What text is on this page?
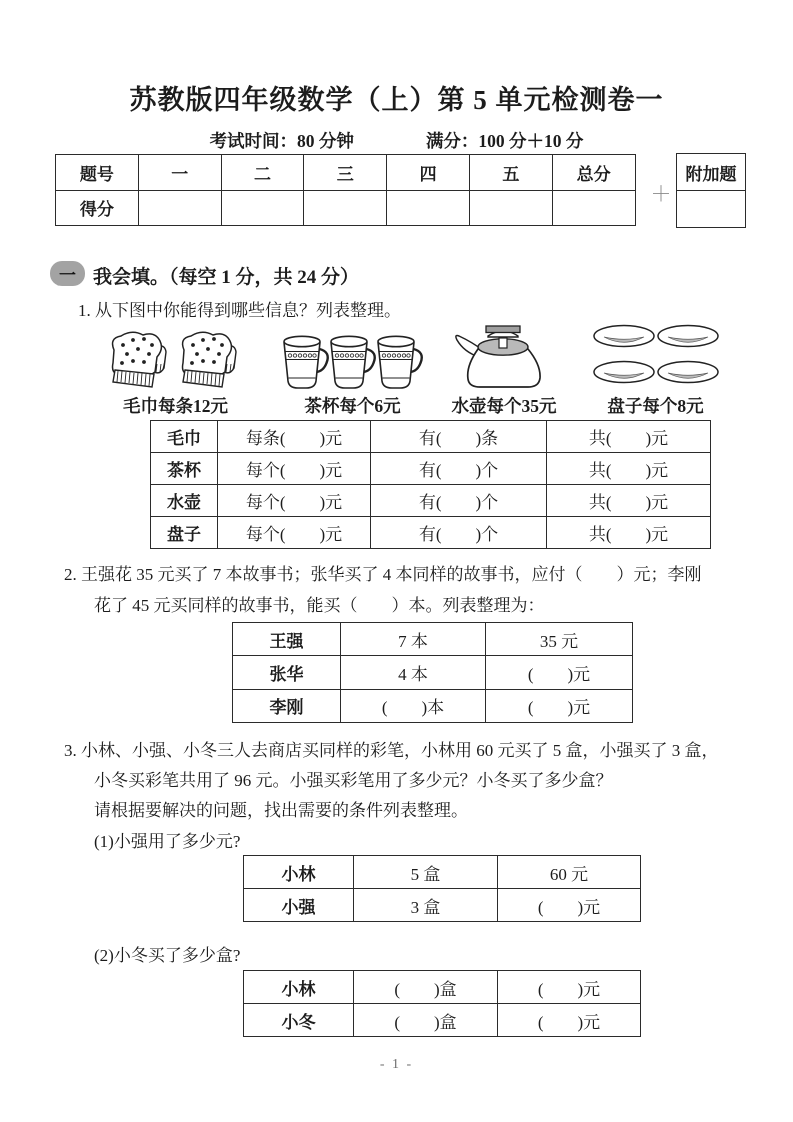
苏教版四年级数学（上）第 5 单元检测卷一
考试时间：80 分钟	满分：100 分＋10 分
题号	一	二	三	四	五	总分
得分						
＋
附加题

一 我会填。（每空 1 分，共 24 分）
1. 从下图中你能得到哪些信息？列表整理。
毛巾每条12元	茶杯每个6元	水壶每个35元	盘子每个8元
毛巾	每条(　　)元	有(　　)条	共(　　)元
茶杯	每个(　　)元	有(　　)个	共(　　)元
水壶	每个(　　)元	有(　　)个	共(　　)元
盘子	每个(　　)元	有(　　)个	共(　　)元
2. 王强花 35 元买了 7 本故事书；张华买了 4 本同样的故事书，应付（　　）元；李刚
花了 45 元买同样的故事书，能买（　　）本。列表整理为：
王强	7 本	35 元
张华	4 本	(　　)元
李刚	(　　)本	(　　)元
3. 小林、小强、小冬三人去商店买同样的彩笔，小林用 60 元买了 5 盒，小强买了 3 盒，
小冬买彩笔共用了 96 元。小强买彩笔用了多少元？小冬买了多少盒？
请根据要解决的问题，找出需要的条件列表整理。
(1)小强用了多少元?
小林	5 盒	60 元
小强	3 盒	(　　)元
(2)小冬买了多少盒?
小林	(　　)盒	(　　)元
小冬	(　　)盒	(　　)元
- 1 -
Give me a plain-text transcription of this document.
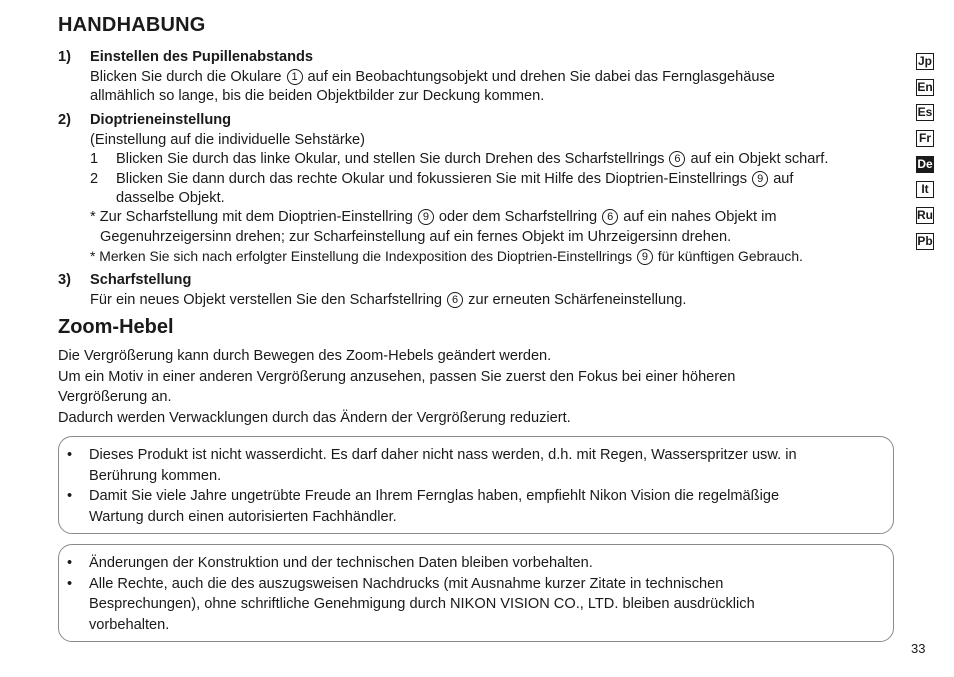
HANDHABUNG
1)	Einstellen des Pupillenabstands
Blicken Sie durch die Okulare 1 auf ein Beobachtungsobjekt und drehen Sie dabei das Fernglasgehäuse
allmählich so lange, bis die beiden Objektbilder zur Deckung kommen.
2)	Dioptrieneinstellung
(Einstellung auf die individuelle Sehstärke)
1	Blicken Sie durch das linke Okular, und stellen Sie durch Drehen des Scharfstellrings 6 auf ein Objekt scharf.
2	Blicken Sie dann durch das rechte Okular und fokussieren Sie mit Hilfe des Dioptrien-Einstellrings 9 auf
dasselbe Objekt.
* Zur Scharfstellung mit dem Dioptrien-Einstellring 9 oder dem Scharfstellring 6 auf ein nahes Objekt im
Gegenuhrzeigersinn drehen; zur Scharfeinstellung auf ein fernes Objekt im Uhrzeigersinn drehen.
* Merken Sie sich nach erfolgter Einstellung die Indexposition des Dioptrien-Einstellrings 9 für künftigen Gebrauch.
3)	Scharfstellung
Für ein neues Objekt verstellen Sie den Scharfstellring 6 zur erneuten Schärfeneinstellung.
Zoom-Hebel
Die Vergrößerung kann durch Bewegen des Zoom-Hebels geändert werden.
Um ein Motiv in einer anderen Vergrößerung anzusehen, passen Sie zuerst den Fokus bei einer höheren
Vergrößerung an.
Dadurch werden Verwacklungen durch das Ändern der Vergrößerung reduziert.
• Dieses Produkt ist nicht wasserdicht. Es darf daher nicht nass werden, d.h. mit Regen, Wasserspritzer usw. in
Berührung kommen.
• Damit Sie viele Jahre ungetrübte Freude an Ihrem Fernglas haben, empfiehlt Nikon Vision die regelmäßige
Wartung durch einen autorisierten Fachhändler.
• Änderungen der Konstruktion und der technischen Daten bleiben vorbehalten.
• Alle Rechte, auch die des auszugsweisen Nachdrucks (mit Ausnahme kurzer Zitate in technischen
Besprechungen), ohne schriftliche Genehmigung durch NIKON VISION CO., LTD. bleiben ausdrücklich
vorbehalten.
Jp
En
Es
Fr
De
It
Ru
Pb
33
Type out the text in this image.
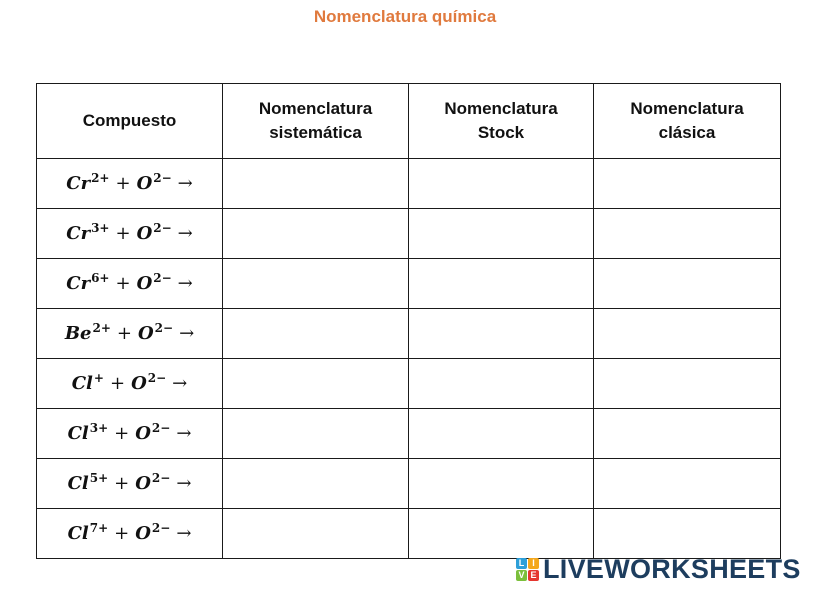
Nomenclatura química
Compuesto	Nomenclatura sistemática	Nomenclatura Stock	Nomenclatura clásica
$Cr^{2+} + O^{2-}$ →			
$Cr^{3+} + O^{2-}$ →			
$Cr^{6+} + O^{2-}$ →			
$Be^{2+} + O^{2-}$ →			
$Cl^+ + O^{2-}$ →			
$Cl^{3+} + O^{2-}$ →			
$Cl^{5+} + O^{2-}$ →			
$Cl^{7+} + O^{2-}$ →			
L I
V E LIVEWORKSHEETS
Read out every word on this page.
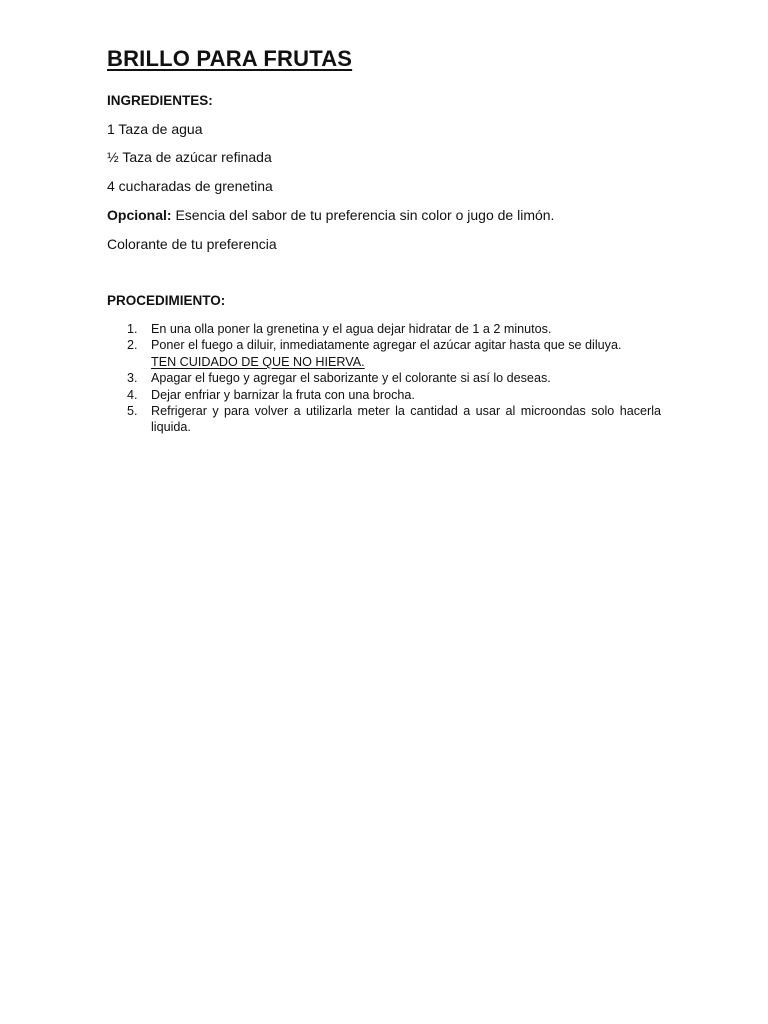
BRILLO PARA FRUTAS
INGREDIENTES:

1 Taza de agua

½ Taza de azúcar refinada

4 cucharadas de grenetina

Opcional: Esencia del sabor de tu preferencia sin color o jugo de limón.

Colorante de tu preferencia

PROCEDIMIENTO:
1. En una olla poner la grenetina y el agua dejar hidratar de 1 a 2 minutos.
2. Poner el fuego a diluir, inmediatamente agregar el azúcar agitar hasta que se diluya.
TEN CUIDADO DE QUE NO HIERVA.
3. Apagar el fuego y agregar el saborizante y el colorante si así lo deseas.
4. Dejar enfriar y barnizar la fruta con una brocha.
5. Refrigerar y para volver a utilizarla meter la cantidad a usar al microondas solo hacerla liquida.
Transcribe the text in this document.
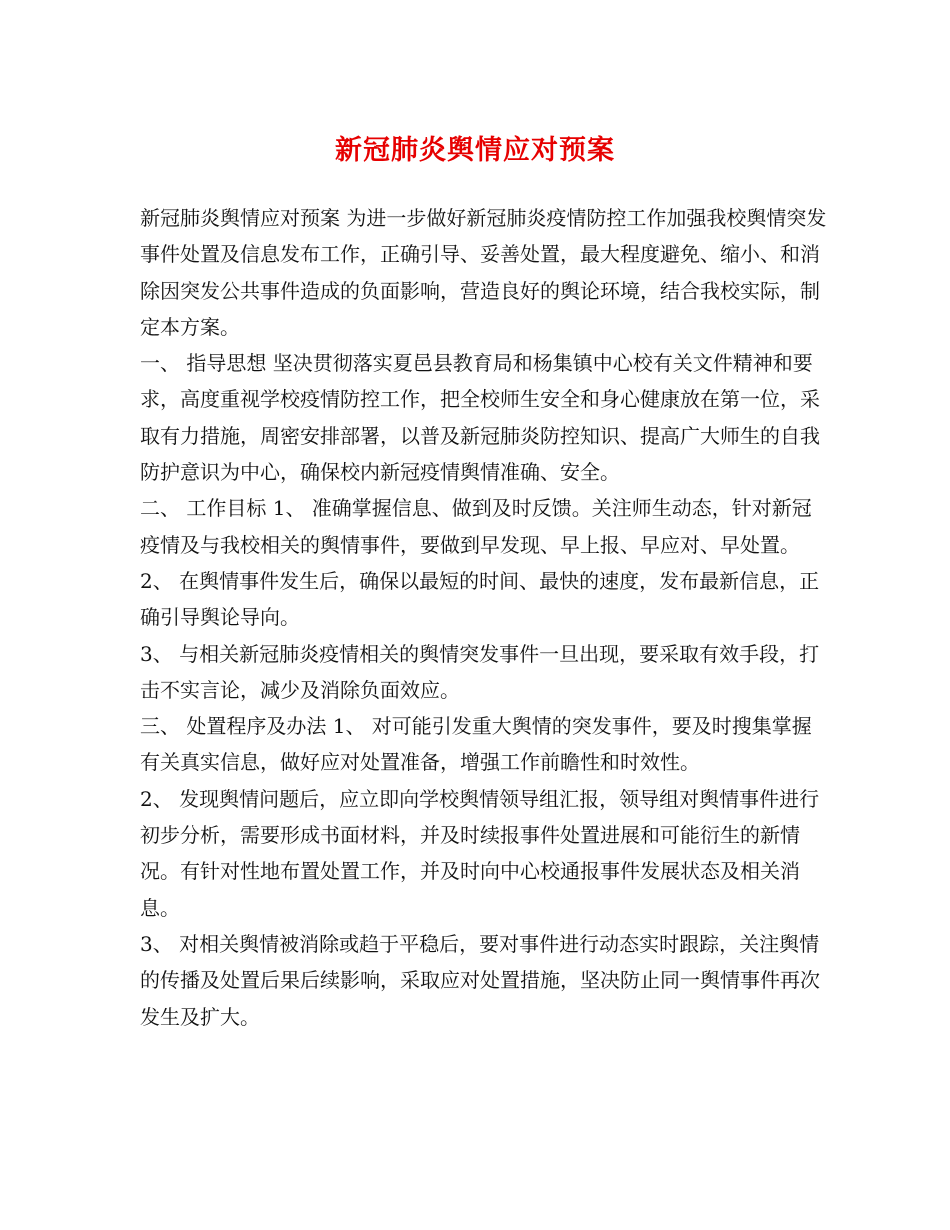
新冠肺炎舆情应对预案

新冠肺炎舆情应对预案 为进一步做好新冠肺炎疫情防控工作加强我校舆情突发事件处置及信息发布工作，正确引导、妥善处置，最大程度避免、缩小、和消除因突发公共事件造成的负面影响，营造良好的舆论环境，结合我校实际，制定本方案。

一、 指导思想 坚决贯彻落实夏邑县教育局和杨集镇中心校有关文件精神和要求，高度重视学校疫情防控工作，把全校师生安全和身心健康放在第一位，采取有力措施，周密安排部署，以普及新冠肺炎防控知识、提高广大师生的自我防护意识为中心，确保校内新冠疫情舆情准确、安全。

二、 工作目标 1、 准确掌握信息、做到及时反馈。关注师生动态，针对新冠疫情及与我校相关的舆情事件，要做到早发现、早上报、早应对、早处置。

2、 在舆情事件发生后，确保以最短的时间、最快的速度，发布最新信息，正确引导舆论导向。

3、 与相关新冠肺炎疫情相关的舆情突发事件一旦出现，要采取有效手段，打击不实言论，减少及消除负面效应。

三、 处置程序及办法 1、 对可能引发重大舆情的突发事件，要及时搜集掌握有关真实信息，做好应对处置准备，增强工作前瞻性和时效性。

2、 发现舆情问题后，应立即向学校舆情领导组汇报，领导组对舆情事件进行初步分析，需要形成书面材料，并及时续报事件处置进展和可能衍生的新情况。有针对性地布置处置工作，并及时向中心校通报事件发展状态及相关消息。

3、 对相关舆情被消除或趋于平稳后，要对事件进行动态实时跟踪，关注舆情的传播及处置后果后续影响，采取应对处置措施，坚决防止同一舆情事件再次发生及扩大。
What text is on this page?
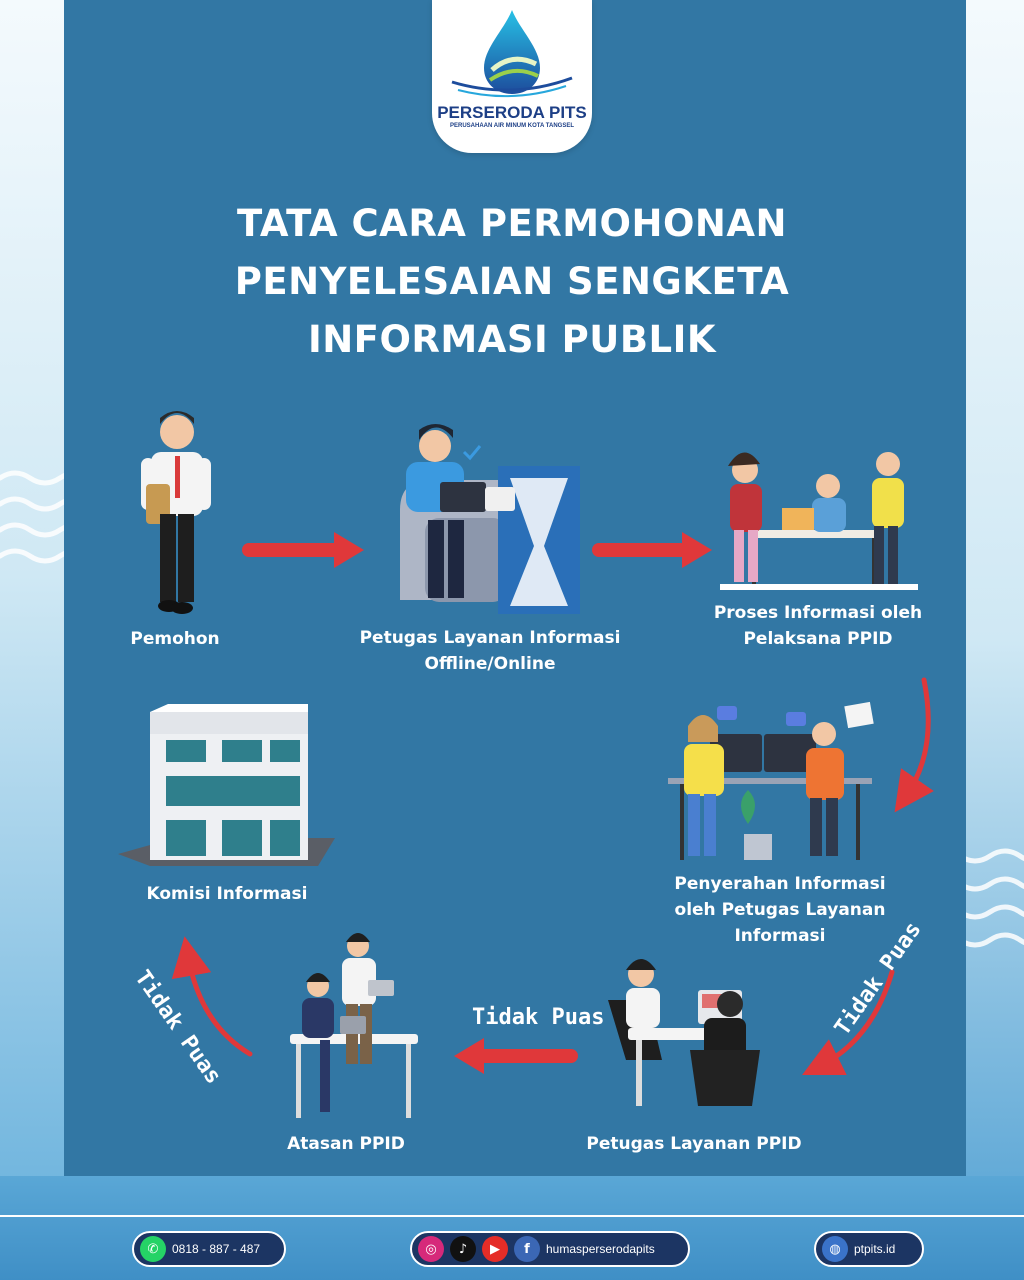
PERSERODA PITS
PERUSAHAAN AIR MINUM KOTA TANGSEL
TATA CARA PERMOHONAN
PENYELESAIAN SENGKETA
INFORMASI PUBLIK
Pemohon	Petugas Layanan Informasi
Offline/Online
Proses Informasi oleh
Pelaksana PPID
Penyerahan Informasi
oleh Petugas Layanan
Informasi
Komisi Informasi
Petugas Layanan PPID
Atasan PPID
Tidak Puas	Tidak Puas
Tidak Puas
✆	0818 - 887 - 487	◎	♪	▶	f	humasperserodapits	◍	ptpits.id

• • • •

*WHAT THE TASK ASKS:* Reproduce the material above verbatim; omit every picture.

*RESULT FOR THIS TASK:*
What text is on this page?
苏教版四年级数学（上）第 5 单元检测卷一
考试时间：80 分钟	满分：100 分＋10 分
题号	一	二	三	四	五	总分
得分						
＋
附加题

一 我会填。（每空 1 分，共 24 分）
1. 从下图中你能得到哪些信息？列表整理。
毛巾每条12元	茶杯每个6元	水壶每个35元	盘子每个8元
毛巾	每条(　　)元	有(　　)条	共(　　)元
茶杯	每个(　　)元	有(　　)个	共(　　)元
水壶	每个(　　)元	有(　　)个	共(　　)元
盘子	每个(　　)元	有(　　)个	共(　　)元
2. 王强花 35 元买了 7 本故事书；张华买了 4 本同样的故事书，应付（　　）元；李刚
花了 45 元买同样的故事书，能买（　　）本。列表整理为：
王强	7 本	35 元
张华	4 本	(　　)元
李刚	(　　)本	(　　)元
3. 小林、小强、小冬三人去商店买同样的彩笔，小林用 60 元买了 5 盒，小强买了 3 盒，
小冬买彩笔共用了 96 元。小强买彩笔用了多少元？小冬买了多少盒？
请根据要解决的问题，找出需要的条件列表整理。
(1)小强用了多少元?
小林	5 盒	60 元
小强	3 盒	(　　)元
(2)小冬买了多少盒?
小林	(　　)盒	(　　)元
小冬	(　　)盒	(　　)元
- 1 -
Give me a plain-text transcription of this document.
HANDHABUNG
1)	Einstellen des Pupillenabstands
Blicken Sie durch die Okulare 1 auf ein Beobachtungsobjekt und drehen Sie dabei das Fernglasgehäuse
allmählich so lange, bis die beiden Objektbilder zur Deckung kommen.
2)	Dioptrieneinstellung
(Einstellung auf die individuelle Sehstärke)
1	Blicken Sie durch das linke Okular, und stellen Sie durch Drehen des Scharfstellrings 6 auf ein Objekt scharf.
2	Blicken Sie dann durch das rechte Okular und fokussieren Sie mit Hilfe des Dioptrien-Einstellrings 9 auf
dasselbe Objekt.
* Zur Scharfstellung mit dem Dioptrien-Einstellring 9 oder dem Scharfstellring 6 auf ein nahes Objekt im
Gegenuhrzeigersinn drehen; zur Scharfeinstellung auf ein fernes Objekt im Uhrzeigersinn drehen.
* Merken Sie sich nach erfolgter Einstellung die Indexposition des Dioptrien-Einstellrings 9 für künftigen Gebrauch.
3)	Scharfstellung
Für ein neues Objekt verstellen Sie den Scharfstellring 6 zur erneuten Schärfeneinstellung.
Zoom-Hebel
Die Vergrößerung kann durch Bewegen des Zoom-Hebels geändert werden.
Um ein Motiv in einer anderen Vergrößerung anzusehen, passen Sie zuerst den Fokus bei einer höheren
Vergrößerung an.
Dadurch werden Verwacklungen durch das Ändern der Vergrößerung reduziert.
• Dieses Produkt ist nicht wasserdicht. Es darf daher nicht nass werden, d.h. mit Regen, Wasserspritzer usw. in
Berührung kommen.
• Damit Sie viele Jahre ungetrübte Freude an Ihrem Fernglas haben, empfiehlt Nikon Vision die regelmäßige
Wartung durch einen autorisierten Fachhändler.
• Änderungen der Konstruktion und der technischen Daten bleiben vorbehalten.
• Alle Rechte, auch die des auszugsweisen Nachdrucks (mit Ausnahme kurzer Zitate in technischen
Besprechungen), ohne schriftliche Genehmigung durch NIKON VISION CO., LTD. bleiben ausdrücklich
vorbehalten.
Jp
En
Es
Fr
De
It
Ru
Pb
33
Type out the text in this image.
Nomenclatura química
Compuesto	Nomenclatura sistemática	Nomenclatura Stock	Nomenclatura clásica
$Cr^{2+} + O^{2-}$ →			
$Cr^{3+} + O^{2-}$ →			
$Cr^{6+} + O^{2-}$ →			
$Be^{2+} + O^{2-}$ →			
$Cl^+ + O^{2-}$ →			
$Cl^{3+} + O^{2-}$ →			
$Cl^{5+} + O^{2-}$ →			
$Cl^{7+} + O^{2-}$ →			
L I
V E LIVEWORKSHEETS
Read out every word on this page.
BRILLO PARA FRUTAS
INGREDIENTES:

1 Taza de agua

½ Taza de azúcar refinada

4 cucharadas de grenetina

Opcional: Esencia del sabor de tu preferencia sin color o jugo de limón.

Colorante de tu preferencia

PROCEDIMIENTO:
1. En una olla poner la grenetina y el agua dejar hidratar de 1 a 2 minutos.
2. Poner el fuego a diluir, inmediatamente agregar el azúcar agitar hasta que se diluya.
TEN CUIDADO DE QUE NO HIERVA.
3. Apagar el fuego y agregar el saborizante y el colorante si así lo deseas.
4. Dejar enfriar y barnizar la fruta con una brocha.
5. Refrigerar y para volver a utilizarla meter la cantidad a usar al microondas solo hacerla liquida.
Transcribe the text in this document.
新冠肺炎舆情应对预案

新冠肺炎舆情应对预案 为进一步做好新冠肺炎疫情防控工作加强我校舆情突发事件处置及信息发布工作，正确引导、妥善处置，最大程度避免、缩小、和消除因突发公共事件造成的负面影响，营造良好的舆论环境，结合我校实际，制定本方案。

一、 指导思想 坚决贯彻落实夏邑县教育局和杨集镇中心校有关文件精神和要求，高度重视学校疫情防控工作，把全校师生安全和身心健康放在第一位，采取有力措施，周密安排部署，以普及新冠肺炎防控知识、提高广大师生的自我防护意识为中心，确保校内新冠疫情舆情准确、安全。

二、 工作目标 1、 准确掌握信息、做到及时反馈。关注师生动态，针对新冠疫情及与我校相关的舆情事件，要做到早发现、早上报、早应对、早处置。

2、 在舆情事件发生后，确保以最短的时间、最快的速度，发布最新信息，正确引导舆论导向。

3、 与相关新冠肺炎疫情相关的舆情突发事件一旦出现，要采取有效手段，打击不实言论，减少及消除负面效应。

三、 处置程序及办法 1、 对可能引发重大舆情的突发事件，要及时搜集掌握有关真实信息，做好应对处置准备，增强工作前瞻性和时效性。

2、 发现舆情问题后，应立即向学校舆情领导组汇报，领导组对舆情事件进行初步分析，需要形成书面材料，并及时续报事件处置进展和可能衍生的新情况。有针对性地布置处置工作，并及时向中心校通报事件发展状态及相关消息。

3、 对相关舆情被消除或趋于平稳后，要对事件进行动态实时跟踪，关注舆情的传播及处置后果后续影响，采取应对处置措施，坚决防止同一舆情事件再次发生及扩大。
What text is on this page?
PERSERODA PITS
PERUSAHAAN AIR MINUM KOTA TANGSEL
TATA CARA PERMOHONAN
PENYELESAIAN SENGKETA
INFORMASI PUBLIK
Pemohon	Petugas Layanan Informasi
Offline/Online
Proses Informasi oleh
Pelaksana PPID
Penyerahan Informasi
oleh Petugas Layanan
Informasi
Komisi Informasi
Petugas Layanan PPID
Atasan PPID
Tidak Puas	Tidak Puas
Tidak Puas
✆	0818 - 887 - 487	◎	♪	▶	f	humasperserodapits	◍	ptpits.id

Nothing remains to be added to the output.